Short problem: Filter the records for lines holding the string "Friday".

Material supplied:
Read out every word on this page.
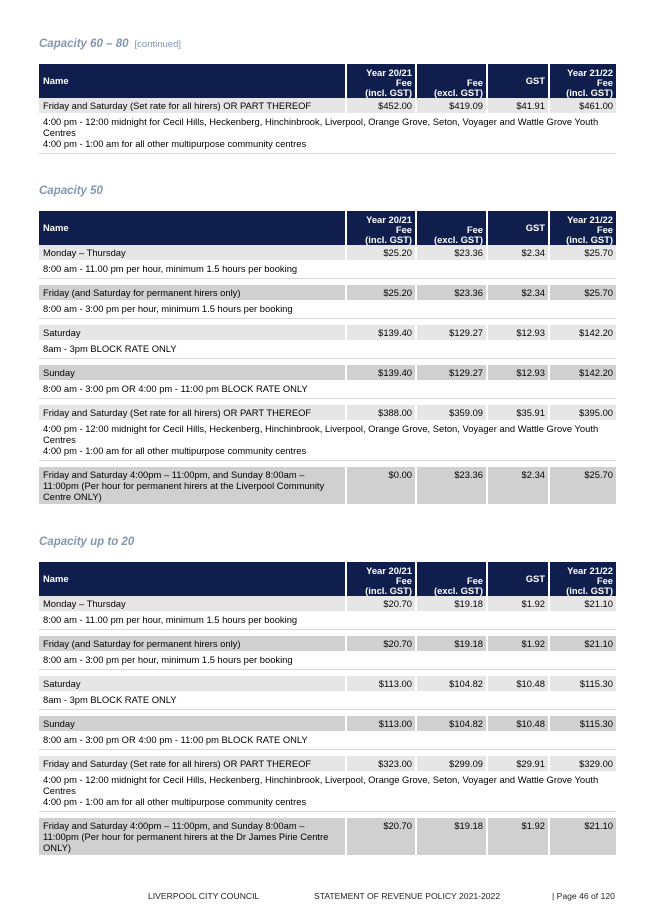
Capacity 60 – 80 [continued]
Name	Year 20/21
Fee
(incl. GST)	Fee
(excl. GST)	GST	Year 21/22
Fee
(incl. GST)

Friday and Saturday (Set rate for all hirers) OR PART THEREOF	$452.00	$419.09	$41.91	$461.00

4:00 pm - 12:00 midnight for Cecil Hills, Heckenberg, Hinchinbrook, Liverpool, Orange Grove, Seton, Voyager and Wattle Grove Youth Centres
4:00 pm - 1:00 am for all other multipurpose community centres				
Capacity 50
Name	Year 20/21
Fee
(incl. GST)	Fee
(excl. GST)	GST	Year 21/22
Fee
(incl. GST)

Monday – Thursday	$25.20	$23.36	$2.34	$25.70

8:00 am - 11.00 pm per hour, minimum 1.5 hours per booking				

Friday (and Saturday for permanent hirers only)	$25.20	$23.36	$2.34	$25.70

8:00 am - 3:00 pm per hour, minimum 1.5 hours per booking				

Saturday	$139.40	$129.27	$12.93	$142.20

8am - 3pm BLOCK RATE ONLY				

Sunday	$139.40	$129.27	$12.93	$142.20

8:00 am - 3:00 pm OR 4:00 pm - 11:00 pm BLOCK RATE ONLY				

Friday and Saturday (Set rate for all hirers) OR PART THEREOF	$388.00	$359.09	$35.91	$395.00

4:00 pm - 12:00 midnight for Cecil Hills, Heckenberg, Hinchinbrook, Liverpool, Orange Grove, Seton, Voyager and Wattle Grove Youth Centres
4:00 pm - 1:00 am for all other multipurpose community centres				

Friday and Saturday 4:00pm – 11:00pm, and Sunday 8:00am – 11:00pm (Per hour for permanent hirers at the Liverpool Community Centre ONLY)	$0.00	$23.36	$2.34	$25.70
Capacity up to 20
Name	Year 20/21
Fee
(incl. GST)	Fee
(excl. GST)	GST	Year 21/22
Fee
(incl. GST)

Monday – Thursday	$20.70	$19.18	$1.92	$21.10

8:00 am - 11.00 pm per hour, minimum 1.5 hours per booking				

Friday (and Saturday for permanent hirers only)	$20.70	$19.18	$1.92	$21.10

8:00 am - 3:00 pm per hour, minimum 1.5 hours per booking				

Saturday	$113.00	$104.82	$10.48	$115.30

8am - 3pm BLOCK RATE ONLY				

Sunday	$113.00	$104.82	$10.48	$115.30

8:00 am - 3:00 pm OR 4:00 pm - 11:00 pm BLOCK RATE ONLY				

Friday and Saturday (Set rate for all hirers) OR PART THEREOF	$323.00	$299.09	$29.91	$329.00

4:00 pm - 12:00 midnight for Cecil Hills, Heckenberg, Hinchinbrook, Liverpool, Orange Grove, Seton, Voyager and Wattle Grove Youth Centres
4:00 pm - 1:00 am for all other multipurpose community centres				

Friday and Saturday 4:00pm – 11:00pm, and Sunday 8:00am – 11:00pm (Per hour for permanent hirers at the Dr James Pirie Centre ONLY)	$20.70	$19.18	$1.92	$21.10
LIVERPOOL CITY COUNCIL	STATEMENT OF REVENUE POLICY 2021-2022	| Page 46 of 120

Final answer:
Friday and Saturday (Set rate for all hirers) OR PART THEREOF	$452.00	$419.09	$41.91	$461.00
Friday (and Saturday for permanent hirers only)	$25.20	$23.36	$2.34	$25.70
Friday and Saturday (Set rate for all hirers) OR PART THEREOF	$388.00	$359.09	$35.91	$395.00
Friday and Saturday 4:00pm – 11:00pm, and Sunday 8:00am – 11:00pm (Per hour for permanent hirers at the Liverpool Community Centre ONLY)	$0.00	$23.36	$2.34	$25.70
Friday (and Saturday for permanent hirers only)	$20.70	$19.18	$1.92	$21.10
Friday and Saturday (Set rate for all hirers) OR PART THEREOF	$323.00	$299.09	$29.91	$329.00
Friday and Saturday 4:00pm – 11:00pm, and Sunday 8:00am – 11:00pm (Per hour for permanent hirers at the Dr James Pirie Centre ONLY)	$20.70	$19.18	$1.92	$21.10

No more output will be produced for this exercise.